GIVEN INSTRUCTION =>
Exactly as they appear, output all of the records. Skip any images.

Stored records:
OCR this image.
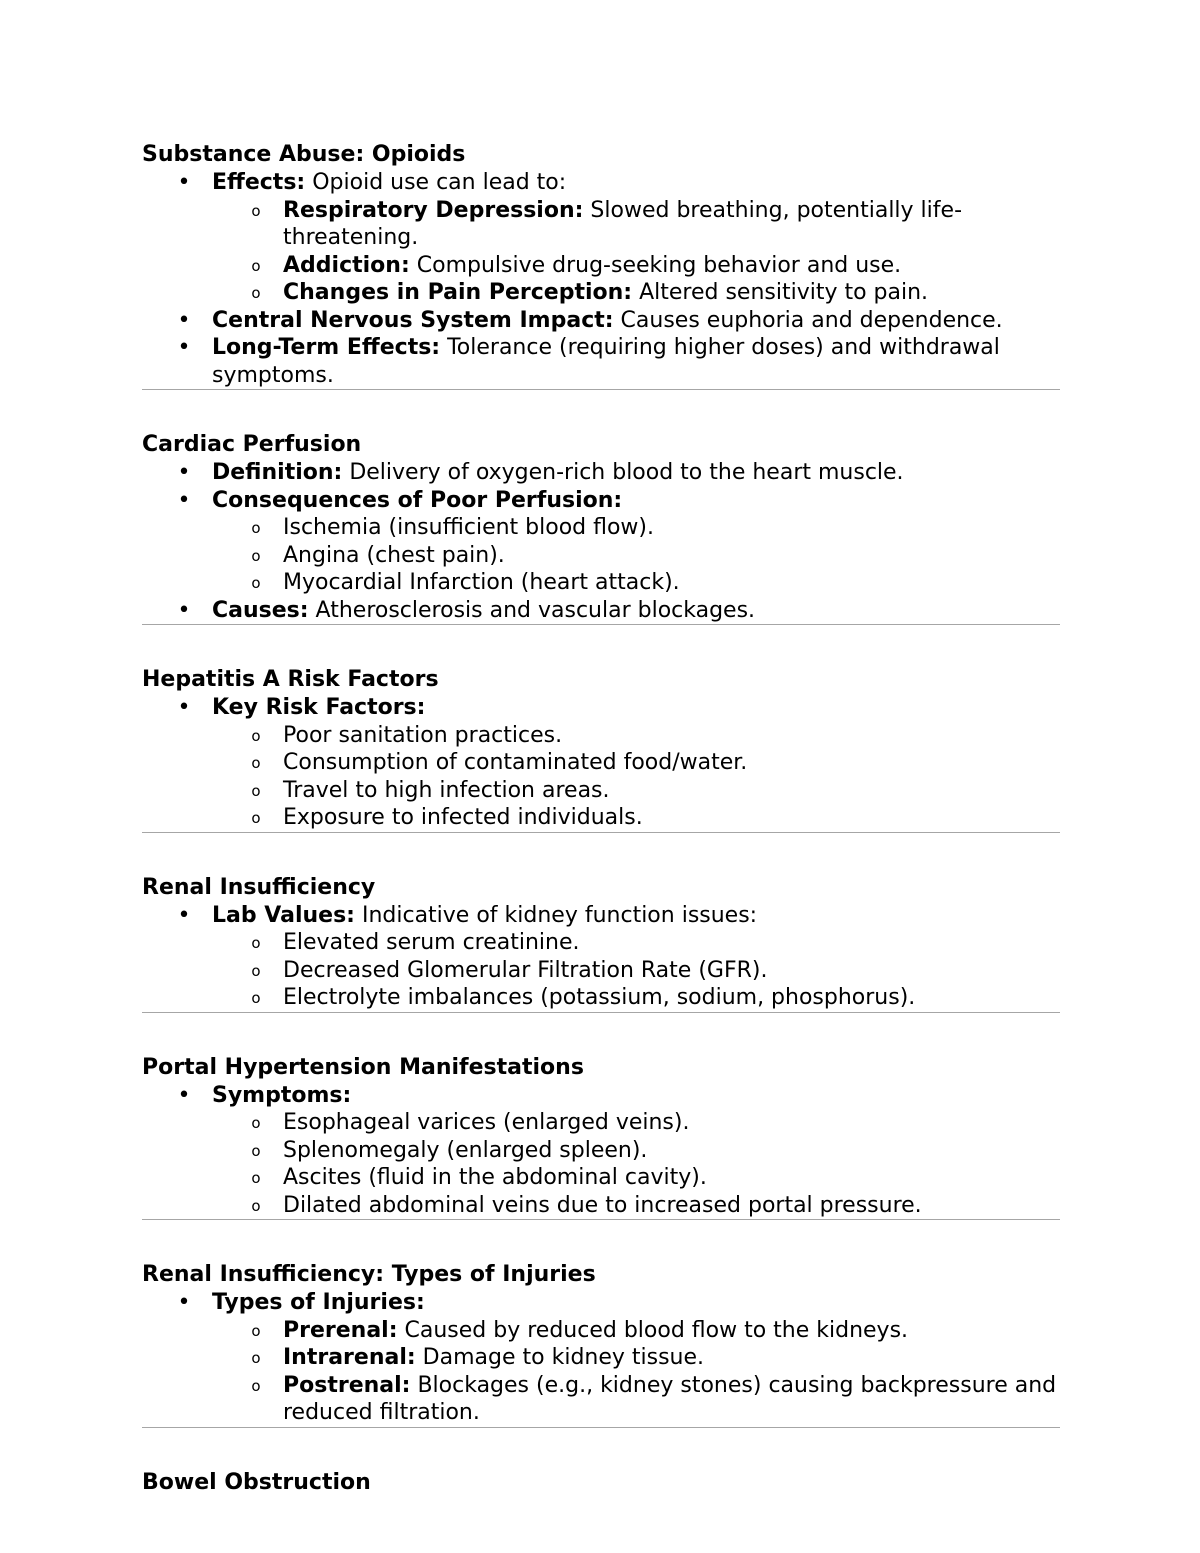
Substance Abuse: Opioids
• Effects: Opioid use can lead to:
o Respiratory Depression: Slowed breathing, potentially life-threatening.
o Addiction: Compulsive drug-seeking behavior and use.
o Changes in Pain Perception: Altered sensitivity to pain.
• Central Nervous System Impact: Causes euphoria and dependence.
• Long-Term Effects: Tolerance (requiring higher doses) and withdrawal symptoms.
Cardiac Perfusion
• Definition: Delivery of oxygen-rich blood to the heart muscle.
• Consequences of Poor Perfusion:
o Ischemia (insufficient blood flow).
o Angina (chest pain).
o Myocardial Infarction (heart attack).
• Causes: Atherosclerosis and vascular blockages.
Hepatitis A Risk Factors
• Key Risk Factors:
o Poor sanitation practices.
o Consumption of contaminated food/water.
o Travel to high infection areas.
o Exposure to infected individuals.
Renal Insufficiency
• Lab Values: Indicative of kidney function issues:
o Elevated serum creatinine.
o Decreased Glomerular Filtration Rate (GFR).
o Electrolyte imbalances (potassium, sodium, phosphorus).
Portal Hypertension Manifestations
• Symptoms:
o Esophageal varices (enlarged veins).
o Splenomegaly (enlarged spleen).
o Ascites (fluid in the abdominal cavity).
o Dilated abdominal veins due to increased portal pressure.
Renal Insufficiency: Types of Injuries
• Types of Injuries:
o Prerenal: Caused by reduced blood flow to the kidneys.
o Intrarenal: Damage to kidney tissue.
o Postrenal: Blockages (e.g., kidney stones) causing backpressure and reduced filtration.
Bowel Obstruction
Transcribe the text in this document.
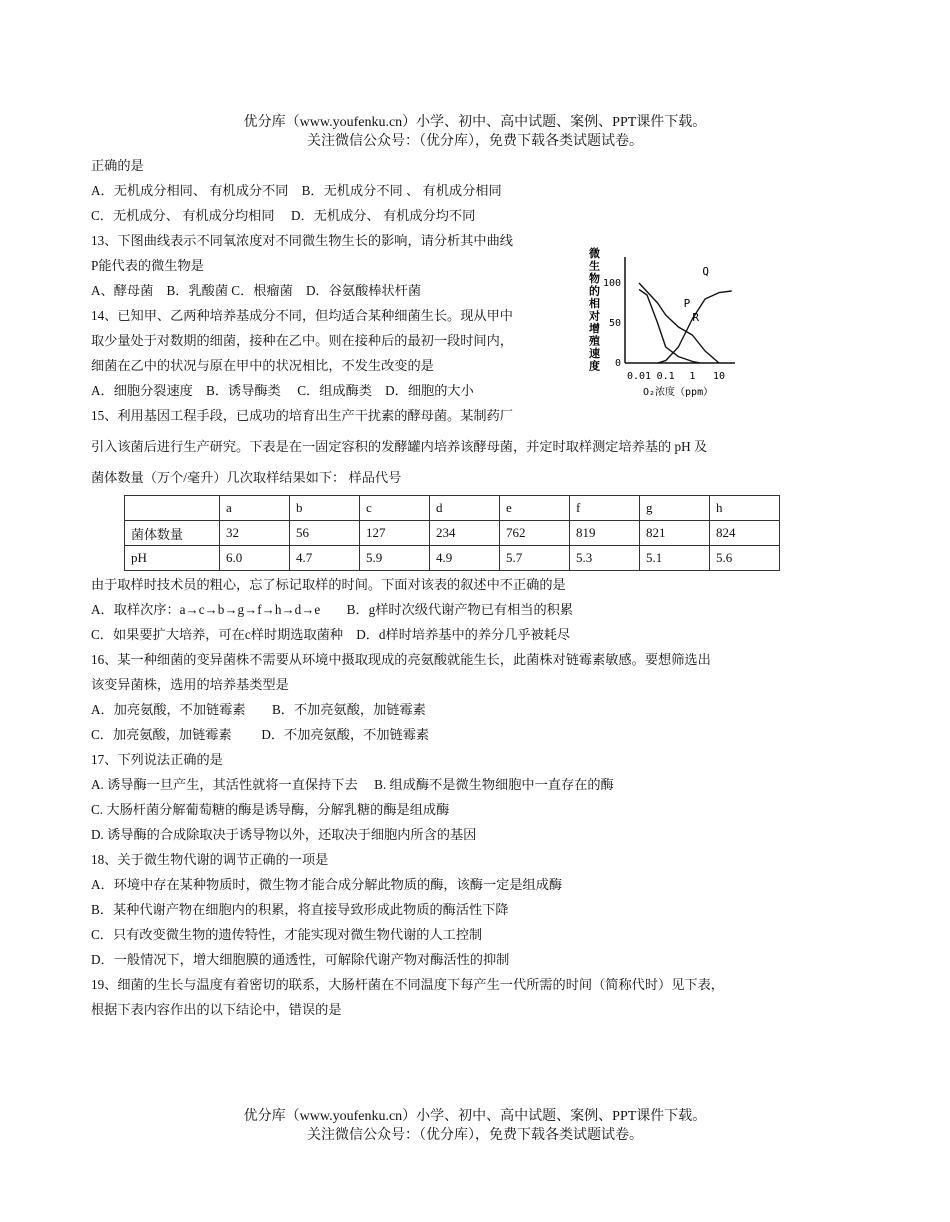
优分库（www.youfenku.cn）小学、初中、高中试题、案例、PPT课件下载。
关注微信公众号：（优分库），免费下载各类试题试卷。
正确的是
A．无机成分相同、 有机成分不同　B．无机成分不同 、 有机成分相同
C．无机成分、 有机成分均相同　 D．无机成分、 有机成分均不同
13、下图曲线表示不同氧浓度对不同微生物生长的影响，请分析其中曲线
P能代表的微生物是
A、酵母菌　B．乳酸菌 C．根瘤菌　D．谷氨酸棒状杆菌
14、已知甲、乙两种培养基成分不同，但均适合某种细菌生长。现从甲中
取少量处于对数期的细菌，接种在乙中。则在接种后的最初一段时间内，
细菌在乙中的状况与原在甲中的状况相比，不发生改变的是
A．细胞分裂速度　B．诱导酶类　 C．组成酶类　D．细胞的大小
15、利用基因工程手段，已成功的培育出生产干扰素的酵母菌。某制药厂
引入该菌后进行生产研究。下表是在一固定容积的发酵罐内培养该酵母菌，并定时取样测定培养基的 pH 及
菌体数量（万个/毫升）几次取样结果如下： 样品代号
	a	b	c	d	e	f	g	h
菌体数量	32	56	127	234	762	819	821	824
pH	6.0	4.7	5.9	4.9	5.7	5.3	5.1	5.6
由于取样时技术员的粗心，忘了标记取样的时间。下面对该表的叙述中不正确的是
A．取样次序：a→c→b→g→f→h→d→e　　B．g样时次级代谢产物已有相当的积累
C．如果要扩大培养，可在c样时期选取菌种　D．d样时培养基中的养分几乎被耗尽
16、某一种细菌的变异菌株不需要从环境中摄取现成的亮氨酸就能生长，此菌株对链霉素敏感。要想筛选出
该变异菌株，选用的培养基类型是
A．加亮氨酸，不加链霉素　　B．不加亮氨酸，加链霉素
C．加亮氨酸，加链霉素　　 D．不加亮氨酸，不加链霉素
17、下列说法正确的是
A. 诱导酶一旦产生，其活性就将一直保持下去　 B. 组成酶不是微生物细胞中一直存在的酶
C. 大肠杆菌分解葡萄糖的酶是诱导酶，分解乳糖的酶是组成酶
D. 诱导酶的合成除取决于诱导物以外，还取决于细胞内所含的基因
18、关于微生物代谢的调节正确的一项是
A．环境中存在某种物质时，微生物才能合成分解此物质的酶，该酶一定是组成酶
B．某种代谢产物在细胞内的积累，将直接导致形成此物质的酶活性下降
C．只有改变微生物的遗传特性，才能实现对微生物代谢的人工控制
D．一般情况下，增大细胞膜的通透性，可解除代谢产物对酶活性的抑制
19、细菌的生长与温度有着密切的联系，大肠杆菌在不同温度下每产生一代所需的时间（简称代时）见下表，
根据下表内容作出的以下结论中，错误的是
微
生
物
的
相
对
增
殖
速
度
100
50
0
0.01 0.1 1 10
P
Q
R
O₂浓度（ppm）
优分库（www.youfenku.cn）小学、初中、高中试题、案例、PPT课件下载。
关注微信公众号：（优分库），免费下载各类试题试卷。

WRITTEN ANSWER =>
OCR this image.
Substance Abuse: Opioids
• Effects: Opioid use can lead to:
o Respiratory Depression: Slowed breathing, potentially life-threatening.
o Addiction: Compulsive drug-seeking behavior and use.
o Changes in Pain Perception: Altered sensitivity to pain.
• Central Nervous System Impact: Causes euphoria and dependence.
• Long-Term Effects: Tolerance (requiring higher doses) and withdrawal symptoms.
Cardiac Perfusion
• Definition: Delivery of oxygen-rich blood to the heart muscle.
• Consequences of Poor Perfusion:
o Ischemia (insufficient blood flow).
o Angina (chest pain).
o Myocardial Infarction (heart attack).
• Causes: Atherosclerosis and vascular blockages.
Hepatitis A Risk Factors
• Key Risk Factors:
o Poor sanitation practices.
o Consumption of contaminated food/water.
o Travel to high infection areas.
o Exposure to infected individuals.
Renal Insufficiency
• Lab Values: Indicative of kidney function issues:
o Elevated serum creatinine.
o Decreased Glomerular Filtration Rate (GFR).
o Electrolyte imbalances (potassium, sodium, phosphorus).
Portal Hypertension Manifestations
• Symptoms:
o Esophageal varices (enlarged veins).
o Splenomegaly (enlarged spleen).
o Ascites (fluid in the abdominal cavity).
o Dilated abdominal veins due to increased portal pressure.
Renal Insufficiency: Types of Injuries
• Types of Injuries:
o Prerenal: Caused by reduced blood flow to the kidneys.
o Intrarenal: Damage to kidney tissue.
o Postrenal: Blockages (e.g., kidney stones) causing backpressure and reduced filtration.
Bowel Obstruction
Transcribe the text in this document.
优分库（www.youfenku.cn）小学、初中、高中试题、案例、PPT课件下载。
关注微信公众号：（优分库），免费下载各类试题试卷。
正确的是
A．无机成分相同、 有机成分不同　B．无机成分不同 、 有机成分相同
C．无机成分、 有机成分均相同　 D．无机成分、 有机成分均不同
13、下图曲线表示不同氧浓度对不同微生物生长的影响，请分析其中曲线
P能代表的微生物是
A、酵母菌　B．乳酸菌 C．根瘤菌　D．谷氨酸棒状杆菌
14、已知甲、乙两种培养基成分不同，但均适合某种细菌生长。现从甲中
取少量处于对数期的细菌，接种在乙中。则在接种后的最初一段时间内，
细菌在乙中的状况与原在甲中的状况相比，不发生改变的是
A．细胞分裂速度　B．诱导酶类　 C．组成酶类　D．细胞的大小
15、利用基因工程手段，已成功的培育出生产干扰素的酵母菌。某制药厂
引入该菌后进行生产研究。下表是在一固定容积的发酵罐内培养该酵母菌，并定时取样测定培养基的 pH 及
菌体数量（万个/毫升）几次取样结果如下： 样品代号
	a	b	c	d	e	f	g	h
菌体数量	32	56	127	234	762	819	821	824
pH	6.0	4.7	5.9	4.9	5.7	5.3	5.1	5.6
由于取样时技术员的粗心，忘了标记取样的时间。下面对该表的叙述中不正确的是
A．取样次序：a→c→b→g→f→h→d→e　　B．g样时次级代谢产物已有相当的积累
C．如果要扩大培养，可在c样时期选取菌种　D．d样时培养基中的养分几乎被耗尽
16、某一种细菌的变异菌株不需要从环境中摄取现成的亮氨酸就能生长，此菌株对链霉素敏感。要想筛选出
该变异菌株，选用的培养基类型是
A．加亮氨酸，不加链霉素　　B．不加亮氨酸，加链霉素
C．加亮氨酸，加链霉素　　 D．不加亮氨酸，不加链霉素
17、下列说法正确的是
A. 诱导酶一旦产生，其活性就将一直保持下去　 B. 组成酶不是微生物细胞中一直存在的酶
C. 大肠杆菌分解葡萄糖的酶是诱导酶，分解乳糖的酶是组成酶
D. 诱导酶的合成除取决于诱导物以外，还取决于细胞内所含的基因
18、关于微生物代谢的调节正确的一项是
A．环境中存在某种物质时，微生物才能合成分解此物质的酶，该酶一定是组成酶
B．某种代谢产物在细胞内的积累，将直接导致形成此物质的酶活性下降
C．只有改变微生物的遗传特性，才能实现对微生物代谢的人工控制
D．一般情况下，增大细胞膜的通透性，可解除代谢产物对酶活性的抑制
19、细菌的生长与温度有着密切的联系，大肠杆菌在不同温度下每产生一代所需的时间（简称代时）见下表，
根据下表内容作出的以下结论中，错误的是
微
生
物
的
相
对
增
殖
速
度
100
50
0
0.01 0.1 1 10
P
Q
R
O₂浓度（ppm）
优分库（www.youfenku.cn）小学、初中、高中试题、案例、PPT课件下载。
关注微信公众号：（优分库），免费下载各类试题试卷。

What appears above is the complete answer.